### Tasks to perform:
(a) List every titled work by Jim Brothers that the article below about the D-Day sculptor names.
(b) According to the article below about D-Day sculptor Jim Brothers, what is the cost of the National D-Day Memorial?
(c) Pick up the article below about D-Day sculptor Jim Brothers after its final sentence and write a few more paragraphs.

Veterans' sacrifices touch his heart, inspire his hands

Every day, in a cluttered private studio, Jim Brothers fashions a little bit more of the battle scene that eventually will grace the National D-Day Memorial in Bedford.

By KEVIN KITTREDGE
The Roanoke Timer
May 29,2000


Kelly Hahn Johnson/The Roanoke Times

In his Kansas studio, Jim Brothers works on one of the figures from
"The Wall," his rendering of U.S. soldiers scaling the bluffs of Pointe du Hoc in Normandy. The figures are part of the National D-Day Memorial in Bedford.

LAWRENCE, Kan. - The mailbox is mounted on an old motorcycle.

The maple tree is decorated with hanging musical instruments. Clarinets, saxophones, trumpets.

The bows of four half-buried canoes stick out of the lawn like surfacing whales.

Mix in the abstract sculptures and the general air of amiable neglect, and the truth is obvious.

An artist lives here.

And not just any artist. This is the home of Jim Brothers, D-Day sculptor. Every day, in a cluttered private studio near his house, Brothers fashions a little bit more of the elaborate battle scene that eventually will grace the $12 million National D-Day Memorial currently rising in Bedford.

"Across the Beach," in which one soldier drags along his wounded buddy, already is installed at the memorial site. Brothers' second work, "Death on the Shore," will be unveiled at 10 a.m. today. A third, "Through the Surf," is currently being cast in bronze.

Several others are still to come. Brothers may even do a statue of the late Charles Schulz, one of the memorial's first and biggest supporters, and some of the "Peanuts" characters, to go in the memorial's education center.

### Provided records:
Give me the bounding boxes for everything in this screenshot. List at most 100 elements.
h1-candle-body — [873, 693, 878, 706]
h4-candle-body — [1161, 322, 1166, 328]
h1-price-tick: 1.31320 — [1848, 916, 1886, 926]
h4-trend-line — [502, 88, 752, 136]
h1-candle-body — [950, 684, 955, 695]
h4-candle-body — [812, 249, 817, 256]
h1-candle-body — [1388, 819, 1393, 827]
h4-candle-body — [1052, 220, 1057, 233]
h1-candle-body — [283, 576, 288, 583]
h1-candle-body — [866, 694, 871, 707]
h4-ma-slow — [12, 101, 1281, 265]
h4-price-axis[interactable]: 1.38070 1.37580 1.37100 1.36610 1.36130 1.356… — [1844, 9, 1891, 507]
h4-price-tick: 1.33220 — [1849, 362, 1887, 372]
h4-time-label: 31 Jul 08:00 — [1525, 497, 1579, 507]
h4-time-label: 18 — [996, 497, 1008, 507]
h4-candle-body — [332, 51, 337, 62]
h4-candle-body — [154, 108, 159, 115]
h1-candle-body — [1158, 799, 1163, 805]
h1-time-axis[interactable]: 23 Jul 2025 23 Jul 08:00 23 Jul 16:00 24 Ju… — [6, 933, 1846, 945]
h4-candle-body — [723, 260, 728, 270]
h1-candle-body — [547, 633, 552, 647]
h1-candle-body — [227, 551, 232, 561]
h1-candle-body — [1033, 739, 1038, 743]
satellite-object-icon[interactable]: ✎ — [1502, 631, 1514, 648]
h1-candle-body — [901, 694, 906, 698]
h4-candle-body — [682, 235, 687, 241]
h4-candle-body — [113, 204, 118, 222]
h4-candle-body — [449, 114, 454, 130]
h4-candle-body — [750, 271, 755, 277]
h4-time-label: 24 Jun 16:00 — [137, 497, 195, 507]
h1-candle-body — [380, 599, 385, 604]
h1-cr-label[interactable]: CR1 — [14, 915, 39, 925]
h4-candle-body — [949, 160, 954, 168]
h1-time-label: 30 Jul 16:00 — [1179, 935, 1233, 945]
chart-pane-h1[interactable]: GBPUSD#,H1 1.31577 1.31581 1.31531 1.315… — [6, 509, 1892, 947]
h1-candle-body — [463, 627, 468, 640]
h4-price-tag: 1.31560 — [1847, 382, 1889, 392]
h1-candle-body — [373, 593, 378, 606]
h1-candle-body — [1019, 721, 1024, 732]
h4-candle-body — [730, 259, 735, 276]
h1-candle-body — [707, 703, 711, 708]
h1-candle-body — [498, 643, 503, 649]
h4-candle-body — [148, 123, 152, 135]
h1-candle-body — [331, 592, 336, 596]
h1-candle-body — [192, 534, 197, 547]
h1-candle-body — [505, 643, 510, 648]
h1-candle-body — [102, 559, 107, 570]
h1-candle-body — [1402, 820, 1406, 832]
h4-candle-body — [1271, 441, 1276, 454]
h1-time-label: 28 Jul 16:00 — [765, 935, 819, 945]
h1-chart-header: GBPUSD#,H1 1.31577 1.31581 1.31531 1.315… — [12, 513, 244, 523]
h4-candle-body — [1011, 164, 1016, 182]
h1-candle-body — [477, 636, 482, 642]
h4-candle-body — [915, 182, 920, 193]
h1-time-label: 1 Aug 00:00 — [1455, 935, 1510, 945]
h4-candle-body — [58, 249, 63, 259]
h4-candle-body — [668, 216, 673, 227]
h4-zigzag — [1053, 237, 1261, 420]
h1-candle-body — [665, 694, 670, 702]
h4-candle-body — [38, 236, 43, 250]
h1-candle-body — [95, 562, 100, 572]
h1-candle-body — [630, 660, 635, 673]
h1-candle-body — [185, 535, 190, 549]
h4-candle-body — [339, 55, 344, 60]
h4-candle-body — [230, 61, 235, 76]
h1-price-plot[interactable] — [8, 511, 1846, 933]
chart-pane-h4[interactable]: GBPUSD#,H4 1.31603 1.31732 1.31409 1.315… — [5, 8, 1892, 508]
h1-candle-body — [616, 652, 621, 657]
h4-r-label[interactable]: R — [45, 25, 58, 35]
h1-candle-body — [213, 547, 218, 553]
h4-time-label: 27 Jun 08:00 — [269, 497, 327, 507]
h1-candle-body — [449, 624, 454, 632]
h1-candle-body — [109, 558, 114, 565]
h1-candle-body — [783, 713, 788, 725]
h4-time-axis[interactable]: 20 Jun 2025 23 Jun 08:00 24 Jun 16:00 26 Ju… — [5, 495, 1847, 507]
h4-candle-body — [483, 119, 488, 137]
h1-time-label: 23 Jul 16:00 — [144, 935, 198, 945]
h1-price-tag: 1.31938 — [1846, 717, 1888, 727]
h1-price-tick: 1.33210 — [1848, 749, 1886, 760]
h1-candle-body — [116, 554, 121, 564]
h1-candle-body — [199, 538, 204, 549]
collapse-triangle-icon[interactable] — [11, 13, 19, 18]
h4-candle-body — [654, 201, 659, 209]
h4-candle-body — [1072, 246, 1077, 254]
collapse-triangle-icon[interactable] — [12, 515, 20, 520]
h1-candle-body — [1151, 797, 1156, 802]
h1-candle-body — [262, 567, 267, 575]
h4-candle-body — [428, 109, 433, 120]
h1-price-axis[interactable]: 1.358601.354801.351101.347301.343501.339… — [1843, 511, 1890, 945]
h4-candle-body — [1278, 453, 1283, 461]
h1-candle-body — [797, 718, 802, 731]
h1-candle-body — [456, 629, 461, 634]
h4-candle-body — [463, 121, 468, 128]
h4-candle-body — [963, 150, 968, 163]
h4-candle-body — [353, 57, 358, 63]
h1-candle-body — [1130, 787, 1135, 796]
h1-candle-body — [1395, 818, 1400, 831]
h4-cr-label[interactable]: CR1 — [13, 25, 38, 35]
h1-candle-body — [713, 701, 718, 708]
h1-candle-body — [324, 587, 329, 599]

### The replies:
(a)
"The Wall"
"Across the Beach"
"Death on the Shore"
"Through the Surf"

(b) $12 million.

(c)
 It is a high profile project, and it is not his first. Brothers has also crafted statues of Omar Bradley for the five-star general's hometown of Moberly, Mo.; and of Mark Twain for the Hartford, Conn., public library.

He has erected monumental sculptures in Washington, D.C., Kansas City, Los Angeles and Seville, Spain.

He is rapidly developing a reputation as one of the country's pre-eminent sculptors of public monuments.

His works are conservative, figural, traditional.

They are nothing like his yard, and still less like the man himself.

Brothers is 58. He has a ponytail and a ragged beard. On this day in early May he wears blue jeans and a work shirt with an emblem on the sleeve that says "Dodge City Fire Department."

His appearance is actually more conservative than it used to be. Back in the days when Brothers attended mountain-living historical re-enactments, friends say, he used to walk around all day in buckskins he made himself.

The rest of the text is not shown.